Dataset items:
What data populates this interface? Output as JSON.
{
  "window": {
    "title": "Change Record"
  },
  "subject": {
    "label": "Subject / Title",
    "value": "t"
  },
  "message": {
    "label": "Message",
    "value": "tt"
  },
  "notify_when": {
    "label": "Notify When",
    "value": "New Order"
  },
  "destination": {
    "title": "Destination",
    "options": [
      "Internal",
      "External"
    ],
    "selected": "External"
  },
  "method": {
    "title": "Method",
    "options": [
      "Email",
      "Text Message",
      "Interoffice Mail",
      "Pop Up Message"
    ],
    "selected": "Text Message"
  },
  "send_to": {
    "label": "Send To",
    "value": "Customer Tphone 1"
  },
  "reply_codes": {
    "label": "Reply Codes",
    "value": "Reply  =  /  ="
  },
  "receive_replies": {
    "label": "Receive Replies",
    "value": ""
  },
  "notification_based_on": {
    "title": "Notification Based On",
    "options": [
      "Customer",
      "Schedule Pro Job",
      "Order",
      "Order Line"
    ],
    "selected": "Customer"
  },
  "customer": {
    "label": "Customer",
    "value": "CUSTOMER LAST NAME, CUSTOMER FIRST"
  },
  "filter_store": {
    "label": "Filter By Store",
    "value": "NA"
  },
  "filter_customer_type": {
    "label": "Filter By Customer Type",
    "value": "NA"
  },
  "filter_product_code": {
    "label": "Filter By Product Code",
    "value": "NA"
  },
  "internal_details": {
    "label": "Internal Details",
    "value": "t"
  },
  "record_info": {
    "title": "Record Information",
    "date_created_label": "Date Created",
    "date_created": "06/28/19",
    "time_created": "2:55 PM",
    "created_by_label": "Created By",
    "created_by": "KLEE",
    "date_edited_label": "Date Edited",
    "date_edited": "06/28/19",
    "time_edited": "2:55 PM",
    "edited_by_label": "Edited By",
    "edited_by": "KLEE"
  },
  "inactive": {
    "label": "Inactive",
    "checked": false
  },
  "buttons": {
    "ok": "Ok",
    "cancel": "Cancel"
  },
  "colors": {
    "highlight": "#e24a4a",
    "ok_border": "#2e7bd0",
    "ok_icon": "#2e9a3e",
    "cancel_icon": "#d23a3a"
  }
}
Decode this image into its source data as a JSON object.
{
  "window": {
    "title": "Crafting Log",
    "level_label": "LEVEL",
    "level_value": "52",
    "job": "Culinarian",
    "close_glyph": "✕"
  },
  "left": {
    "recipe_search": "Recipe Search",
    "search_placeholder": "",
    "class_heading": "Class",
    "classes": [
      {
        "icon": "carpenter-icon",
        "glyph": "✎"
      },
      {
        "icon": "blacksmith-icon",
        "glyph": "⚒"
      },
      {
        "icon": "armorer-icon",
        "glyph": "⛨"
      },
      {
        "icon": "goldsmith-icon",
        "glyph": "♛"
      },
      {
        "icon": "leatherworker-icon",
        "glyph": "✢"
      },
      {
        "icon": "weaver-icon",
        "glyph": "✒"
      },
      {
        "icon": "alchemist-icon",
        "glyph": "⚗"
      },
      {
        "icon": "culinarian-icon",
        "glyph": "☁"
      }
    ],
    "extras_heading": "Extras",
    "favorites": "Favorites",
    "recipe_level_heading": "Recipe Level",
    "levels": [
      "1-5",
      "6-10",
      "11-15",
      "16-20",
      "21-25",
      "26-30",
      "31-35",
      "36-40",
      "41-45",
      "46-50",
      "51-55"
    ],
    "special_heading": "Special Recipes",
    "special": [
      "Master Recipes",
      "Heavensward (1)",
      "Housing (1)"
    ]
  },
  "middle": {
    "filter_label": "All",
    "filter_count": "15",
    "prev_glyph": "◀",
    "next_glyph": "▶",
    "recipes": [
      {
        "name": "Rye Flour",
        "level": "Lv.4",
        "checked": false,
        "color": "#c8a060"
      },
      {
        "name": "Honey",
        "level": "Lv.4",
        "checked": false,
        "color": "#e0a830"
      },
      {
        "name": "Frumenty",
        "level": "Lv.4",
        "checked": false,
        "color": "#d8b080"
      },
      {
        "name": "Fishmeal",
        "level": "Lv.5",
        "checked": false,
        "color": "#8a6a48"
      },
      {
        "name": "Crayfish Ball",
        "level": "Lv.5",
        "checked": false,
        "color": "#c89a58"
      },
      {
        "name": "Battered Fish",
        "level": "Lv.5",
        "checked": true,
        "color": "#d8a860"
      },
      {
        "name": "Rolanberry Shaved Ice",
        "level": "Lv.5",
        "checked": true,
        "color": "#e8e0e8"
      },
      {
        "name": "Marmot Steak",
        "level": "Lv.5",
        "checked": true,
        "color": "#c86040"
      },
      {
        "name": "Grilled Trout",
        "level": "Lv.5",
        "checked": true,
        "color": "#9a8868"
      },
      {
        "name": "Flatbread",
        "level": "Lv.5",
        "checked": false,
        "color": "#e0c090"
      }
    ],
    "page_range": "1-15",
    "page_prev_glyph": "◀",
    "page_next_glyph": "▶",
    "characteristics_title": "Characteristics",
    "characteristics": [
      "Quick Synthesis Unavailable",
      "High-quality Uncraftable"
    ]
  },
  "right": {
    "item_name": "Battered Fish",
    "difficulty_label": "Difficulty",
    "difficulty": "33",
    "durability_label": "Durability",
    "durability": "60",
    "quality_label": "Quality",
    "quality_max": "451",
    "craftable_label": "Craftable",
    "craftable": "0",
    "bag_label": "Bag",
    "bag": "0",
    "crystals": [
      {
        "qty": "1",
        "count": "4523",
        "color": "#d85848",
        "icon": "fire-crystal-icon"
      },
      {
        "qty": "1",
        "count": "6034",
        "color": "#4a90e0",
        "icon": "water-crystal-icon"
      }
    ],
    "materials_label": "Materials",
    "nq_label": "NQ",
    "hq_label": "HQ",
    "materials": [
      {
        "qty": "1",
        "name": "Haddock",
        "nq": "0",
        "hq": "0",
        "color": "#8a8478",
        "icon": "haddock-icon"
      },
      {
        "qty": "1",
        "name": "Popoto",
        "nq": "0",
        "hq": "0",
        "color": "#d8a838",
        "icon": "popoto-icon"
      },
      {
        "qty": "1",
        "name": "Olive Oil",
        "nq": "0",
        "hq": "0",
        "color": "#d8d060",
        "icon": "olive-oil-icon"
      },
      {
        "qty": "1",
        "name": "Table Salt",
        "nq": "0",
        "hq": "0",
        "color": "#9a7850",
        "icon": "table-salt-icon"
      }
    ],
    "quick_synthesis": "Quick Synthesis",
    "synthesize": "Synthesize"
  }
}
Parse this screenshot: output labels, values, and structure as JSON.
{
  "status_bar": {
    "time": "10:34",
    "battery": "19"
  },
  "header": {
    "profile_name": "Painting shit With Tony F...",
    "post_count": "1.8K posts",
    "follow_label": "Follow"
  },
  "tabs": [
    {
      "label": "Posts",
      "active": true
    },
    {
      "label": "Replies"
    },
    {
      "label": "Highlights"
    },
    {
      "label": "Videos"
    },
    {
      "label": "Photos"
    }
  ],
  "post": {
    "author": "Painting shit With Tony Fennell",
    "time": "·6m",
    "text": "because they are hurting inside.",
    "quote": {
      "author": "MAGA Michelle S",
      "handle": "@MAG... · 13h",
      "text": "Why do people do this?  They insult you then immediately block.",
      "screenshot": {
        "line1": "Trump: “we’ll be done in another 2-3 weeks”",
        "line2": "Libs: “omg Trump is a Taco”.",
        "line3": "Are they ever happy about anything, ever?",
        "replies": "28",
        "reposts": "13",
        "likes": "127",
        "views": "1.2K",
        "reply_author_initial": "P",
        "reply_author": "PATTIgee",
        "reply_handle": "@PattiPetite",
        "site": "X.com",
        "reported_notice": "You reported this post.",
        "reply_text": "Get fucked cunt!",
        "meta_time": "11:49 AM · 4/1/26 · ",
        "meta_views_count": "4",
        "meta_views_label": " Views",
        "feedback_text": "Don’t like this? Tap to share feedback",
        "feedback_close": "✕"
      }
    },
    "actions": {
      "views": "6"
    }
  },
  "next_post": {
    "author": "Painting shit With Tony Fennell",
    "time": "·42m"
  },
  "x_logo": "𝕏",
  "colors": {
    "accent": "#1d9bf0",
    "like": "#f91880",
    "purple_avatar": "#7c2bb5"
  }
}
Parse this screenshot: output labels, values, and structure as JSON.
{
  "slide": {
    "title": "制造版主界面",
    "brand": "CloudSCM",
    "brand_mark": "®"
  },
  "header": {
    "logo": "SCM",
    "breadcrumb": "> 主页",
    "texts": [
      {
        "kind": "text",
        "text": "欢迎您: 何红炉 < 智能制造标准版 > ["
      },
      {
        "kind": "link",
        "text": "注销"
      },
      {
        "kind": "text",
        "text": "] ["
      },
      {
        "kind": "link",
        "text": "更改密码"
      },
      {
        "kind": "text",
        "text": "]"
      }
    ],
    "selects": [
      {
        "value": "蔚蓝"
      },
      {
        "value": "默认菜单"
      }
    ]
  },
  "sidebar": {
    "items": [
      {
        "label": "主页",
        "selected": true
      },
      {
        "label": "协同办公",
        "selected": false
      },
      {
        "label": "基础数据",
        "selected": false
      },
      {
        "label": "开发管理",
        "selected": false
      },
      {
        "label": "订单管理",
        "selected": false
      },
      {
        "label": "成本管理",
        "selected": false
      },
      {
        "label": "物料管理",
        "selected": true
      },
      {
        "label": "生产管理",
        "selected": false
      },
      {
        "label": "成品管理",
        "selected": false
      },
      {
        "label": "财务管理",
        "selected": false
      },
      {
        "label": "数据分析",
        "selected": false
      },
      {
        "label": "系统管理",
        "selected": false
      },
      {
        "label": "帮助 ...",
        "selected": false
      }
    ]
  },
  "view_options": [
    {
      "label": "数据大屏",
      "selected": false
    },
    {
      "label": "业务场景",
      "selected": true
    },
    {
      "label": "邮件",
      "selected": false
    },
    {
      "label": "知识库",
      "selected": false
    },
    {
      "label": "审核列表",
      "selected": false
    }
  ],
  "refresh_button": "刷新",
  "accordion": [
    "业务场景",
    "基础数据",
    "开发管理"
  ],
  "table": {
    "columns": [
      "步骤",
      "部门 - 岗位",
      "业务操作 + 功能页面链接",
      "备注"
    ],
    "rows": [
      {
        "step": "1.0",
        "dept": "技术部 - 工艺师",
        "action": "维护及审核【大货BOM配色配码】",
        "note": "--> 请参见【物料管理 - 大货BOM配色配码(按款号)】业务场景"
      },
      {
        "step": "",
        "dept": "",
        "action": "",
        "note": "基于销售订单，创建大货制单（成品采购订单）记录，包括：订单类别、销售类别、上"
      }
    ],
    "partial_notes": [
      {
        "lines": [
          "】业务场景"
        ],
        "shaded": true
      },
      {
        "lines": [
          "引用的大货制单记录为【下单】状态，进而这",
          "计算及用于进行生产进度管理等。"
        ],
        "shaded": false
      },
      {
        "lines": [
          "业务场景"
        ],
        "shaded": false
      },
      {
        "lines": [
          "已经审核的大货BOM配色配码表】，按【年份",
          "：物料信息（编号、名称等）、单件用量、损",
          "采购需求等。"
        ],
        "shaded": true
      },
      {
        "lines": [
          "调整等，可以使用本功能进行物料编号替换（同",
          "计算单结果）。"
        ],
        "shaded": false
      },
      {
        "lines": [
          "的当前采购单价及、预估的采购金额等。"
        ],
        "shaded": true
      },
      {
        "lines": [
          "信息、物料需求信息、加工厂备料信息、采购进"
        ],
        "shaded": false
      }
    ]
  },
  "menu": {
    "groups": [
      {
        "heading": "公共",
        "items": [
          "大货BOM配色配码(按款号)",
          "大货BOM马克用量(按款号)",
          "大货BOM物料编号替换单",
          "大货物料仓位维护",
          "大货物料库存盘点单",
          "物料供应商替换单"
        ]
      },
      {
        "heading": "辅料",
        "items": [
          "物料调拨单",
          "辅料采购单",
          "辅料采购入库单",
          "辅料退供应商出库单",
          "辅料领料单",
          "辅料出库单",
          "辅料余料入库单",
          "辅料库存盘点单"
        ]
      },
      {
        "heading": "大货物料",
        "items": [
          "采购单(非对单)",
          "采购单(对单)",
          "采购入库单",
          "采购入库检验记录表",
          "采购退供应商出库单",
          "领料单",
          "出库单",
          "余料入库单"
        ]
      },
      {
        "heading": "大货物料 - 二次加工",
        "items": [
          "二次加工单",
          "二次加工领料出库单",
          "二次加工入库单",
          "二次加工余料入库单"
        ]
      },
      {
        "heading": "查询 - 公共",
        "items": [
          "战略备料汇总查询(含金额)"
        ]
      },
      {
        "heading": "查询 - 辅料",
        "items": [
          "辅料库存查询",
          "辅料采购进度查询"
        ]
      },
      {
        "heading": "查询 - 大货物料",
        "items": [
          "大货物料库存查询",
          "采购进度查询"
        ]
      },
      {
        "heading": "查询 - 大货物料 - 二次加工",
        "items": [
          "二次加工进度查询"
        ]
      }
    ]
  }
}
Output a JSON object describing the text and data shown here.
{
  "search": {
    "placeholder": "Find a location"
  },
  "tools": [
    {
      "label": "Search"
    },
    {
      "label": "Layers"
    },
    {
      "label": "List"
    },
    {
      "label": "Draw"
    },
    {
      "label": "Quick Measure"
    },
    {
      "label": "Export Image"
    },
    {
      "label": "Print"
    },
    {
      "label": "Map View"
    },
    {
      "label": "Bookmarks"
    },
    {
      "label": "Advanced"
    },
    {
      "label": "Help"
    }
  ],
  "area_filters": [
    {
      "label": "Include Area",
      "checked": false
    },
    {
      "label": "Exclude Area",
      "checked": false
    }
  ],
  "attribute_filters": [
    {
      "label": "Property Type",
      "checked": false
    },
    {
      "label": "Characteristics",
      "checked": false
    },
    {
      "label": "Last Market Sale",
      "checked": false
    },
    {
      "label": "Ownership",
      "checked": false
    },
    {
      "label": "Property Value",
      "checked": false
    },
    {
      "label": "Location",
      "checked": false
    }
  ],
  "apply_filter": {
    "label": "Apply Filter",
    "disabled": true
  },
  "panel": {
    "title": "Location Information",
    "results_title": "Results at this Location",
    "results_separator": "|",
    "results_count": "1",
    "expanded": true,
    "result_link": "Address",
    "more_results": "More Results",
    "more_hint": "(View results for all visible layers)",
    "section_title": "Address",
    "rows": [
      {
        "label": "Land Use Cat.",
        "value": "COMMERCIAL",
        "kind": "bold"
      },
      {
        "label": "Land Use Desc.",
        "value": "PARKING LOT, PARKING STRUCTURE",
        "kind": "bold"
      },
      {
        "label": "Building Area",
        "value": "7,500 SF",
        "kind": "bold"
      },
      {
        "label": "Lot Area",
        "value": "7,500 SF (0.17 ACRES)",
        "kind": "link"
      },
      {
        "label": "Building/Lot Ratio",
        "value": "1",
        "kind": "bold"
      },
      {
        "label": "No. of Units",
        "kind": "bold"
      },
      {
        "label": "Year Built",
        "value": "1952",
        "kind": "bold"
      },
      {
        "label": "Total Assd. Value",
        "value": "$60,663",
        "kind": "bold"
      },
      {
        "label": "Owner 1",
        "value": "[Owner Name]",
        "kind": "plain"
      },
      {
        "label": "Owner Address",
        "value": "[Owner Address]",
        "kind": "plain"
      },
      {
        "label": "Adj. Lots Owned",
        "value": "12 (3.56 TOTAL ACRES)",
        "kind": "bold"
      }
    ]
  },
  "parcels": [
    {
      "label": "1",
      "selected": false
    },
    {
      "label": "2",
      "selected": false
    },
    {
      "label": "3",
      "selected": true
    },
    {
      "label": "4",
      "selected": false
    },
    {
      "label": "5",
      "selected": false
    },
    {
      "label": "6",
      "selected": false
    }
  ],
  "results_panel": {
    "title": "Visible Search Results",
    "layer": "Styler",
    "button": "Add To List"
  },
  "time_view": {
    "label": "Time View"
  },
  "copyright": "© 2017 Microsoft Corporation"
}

(Description of the task):
Find the word "Address" in the data and copy out each line where it turns up.

(Answer to this task):
    "result_link": "Address",
    "section_title": "Address",
        "label": "Owner Address",
        "value": "[Owner Address]",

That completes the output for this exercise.